-- BEGIN Records supplied --
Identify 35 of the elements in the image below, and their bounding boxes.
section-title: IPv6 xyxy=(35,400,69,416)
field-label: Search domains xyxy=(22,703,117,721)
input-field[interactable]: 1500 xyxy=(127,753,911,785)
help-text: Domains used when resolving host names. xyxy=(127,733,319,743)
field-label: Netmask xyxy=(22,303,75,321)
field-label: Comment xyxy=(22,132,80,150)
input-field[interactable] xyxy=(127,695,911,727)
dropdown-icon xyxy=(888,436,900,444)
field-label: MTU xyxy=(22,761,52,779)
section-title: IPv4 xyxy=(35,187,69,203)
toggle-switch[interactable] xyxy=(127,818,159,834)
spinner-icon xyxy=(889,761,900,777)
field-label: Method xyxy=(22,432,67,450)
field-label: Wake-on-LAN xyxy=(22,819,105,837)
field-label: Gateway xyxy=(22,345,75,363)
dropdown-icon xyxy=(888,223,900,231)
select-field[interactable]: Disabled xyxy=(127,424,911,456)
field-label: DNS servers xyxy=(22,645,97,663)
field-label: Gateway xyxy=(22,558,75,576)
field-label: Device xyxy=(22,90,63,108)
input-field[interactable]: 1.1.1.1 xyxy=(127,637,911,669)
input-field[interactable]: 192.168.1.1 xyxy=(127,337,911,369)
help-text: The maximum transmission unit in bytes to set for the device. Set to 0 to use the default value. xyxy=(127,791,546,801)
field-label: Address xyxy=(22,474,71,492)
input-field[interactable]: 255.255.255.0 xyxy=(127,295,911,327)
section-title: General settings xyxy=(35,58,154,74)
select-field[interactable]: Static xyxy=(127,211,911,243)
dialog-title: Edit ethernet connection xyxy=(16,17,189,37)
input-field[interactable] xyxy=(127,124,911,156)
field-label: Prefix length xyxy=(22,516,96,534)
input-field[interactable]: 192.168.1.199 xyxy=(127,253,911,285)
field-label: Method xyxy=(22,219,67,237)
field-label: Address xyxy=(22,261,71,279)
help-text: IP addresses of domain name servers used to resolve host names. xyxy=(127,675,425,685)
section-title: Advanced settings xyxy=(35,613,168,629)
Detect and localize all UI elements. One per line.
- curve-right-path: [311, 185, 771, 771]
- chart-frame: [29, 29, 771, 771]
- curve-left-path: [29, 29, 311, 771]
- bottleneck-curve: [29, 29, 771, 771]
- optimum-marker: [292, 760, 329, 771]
-- END Records supplied --
◆ Your goal
Format the listing above, from its first line through the line containing "input-field[interactable]: 1500 xyxy=(127,753,911,785)", as a JSON array of strings with one string per line and blank lines omitted.

◆ Finished task
[
  "Identify 35 of the elements in the image below, and their bounding boxes.",
  "section-title: IPv6 xyxy=(35,400,69,416)",
  "field-label: Search domains xyxy=(22,703,117,721)",
  "input-field[interactable]: 1500 xyxy=(127,753,911,785)"
]